Work to complete: Sort through the data and copy the lines holding the word "heading".

Data rows:
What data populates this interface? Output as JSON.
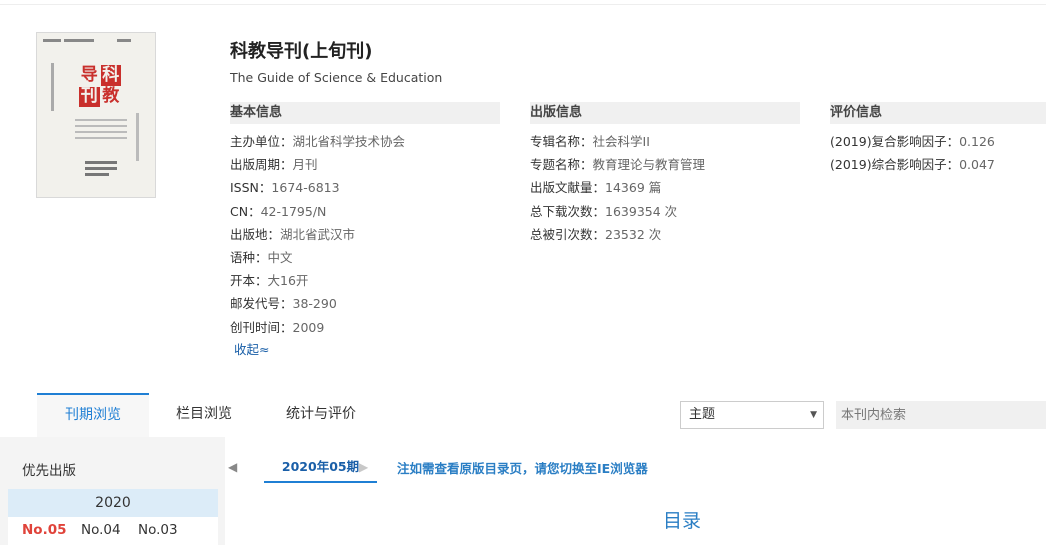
{
  "journal": {
    "title": "科教导刊(上旬刊)",
    "subtitle": "The Guide of Science & Education",
    "cover_chars": [
      "导",
      "科",
      "刊",
      "教"
    ]
  },
  "basic_info": {
    "heading": "基本信息",
    "rows": [
      {
        "label": "主办单位：",
        "value": "湖北省科学技术协会"
      },
      {
        "label": "出版周期：",
        "value": "月刊"
      },
      {
        "label": "ISSN：",
        "value": "1674-6813"
      },
      {
        "label": "CN：",
        "value": "42-1795/N"
      },
      {
        "label": "出版地：",
        "value": "湖北省武汉市"
      },
      {
        "label": "语种：",
        "value": "中文"
      },
      {
        "label": "开本：",
        "value": "大16开"
      },
      {
        "label": "邮发代号：",
        "value": "38-290"
      },
      {
        "label": "创刊时间：",
        "value": "2009"
      }
    ],
    "collapse_label": "收起≈"
  },
  "publish_info": {
    "heading": "出版信息",
    "rows": [
      {
        "label": "专辑名称：",
        "value": "社会科学II"
      },
      {
        "label": "专题名称：",
        "value": "教育理论与教育管理"
      },
      {
        "label": "出版文献量：",
        "value": "14369 篇"
      },
      {
        "label": "总下载次数：",
        "value": "1639354 次"
      },
      {
        "label": "总被引次数：",
        "value": "23532 次"
      }
    ]
  },
  "eval_info": {
    "heading": "评价信息",
    "rows": [
      {
        "label": "(2019)复合影响因子：",
        "value": "0.126"
      },
      {
        "label": "(2019)综合影响因子：",
        "value": "0.047"
      }
    ]
  },
  "tabs": {
    "browse_issue": "刊期浏览",
    "browse_column": "栏目浏览",
    "stats": "统计与评价"
  },
  "search": {
    "field_selected": "主题",
    "placeholder": "本刊内检索"
  },
  "sidebar": {
    "priority_label": "优先出版",
    "year": "2020",
    "issues": [
      "No.05",
      "No.04",
      "No.03"
    ]
  },
  "issue_nav": {
    "prev_arrow": "◀",
    "current": "2020年05期",
    "next_arrow": "▶",
    "note": "注如需查看原版目录页，请您切换至IE浏览器"
  },
  "toc_title": "目录",
  "colors": {
    "accent": "#1f7fd4",
    "link": "#1a5fa8",
    "active_issue": "#e0433a",
    "seal_red": "#c9302c"
  }
}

Solution for this task:
    "heading": "基本信息",
    "heading": "出版信息",
    "heading": "评价信息",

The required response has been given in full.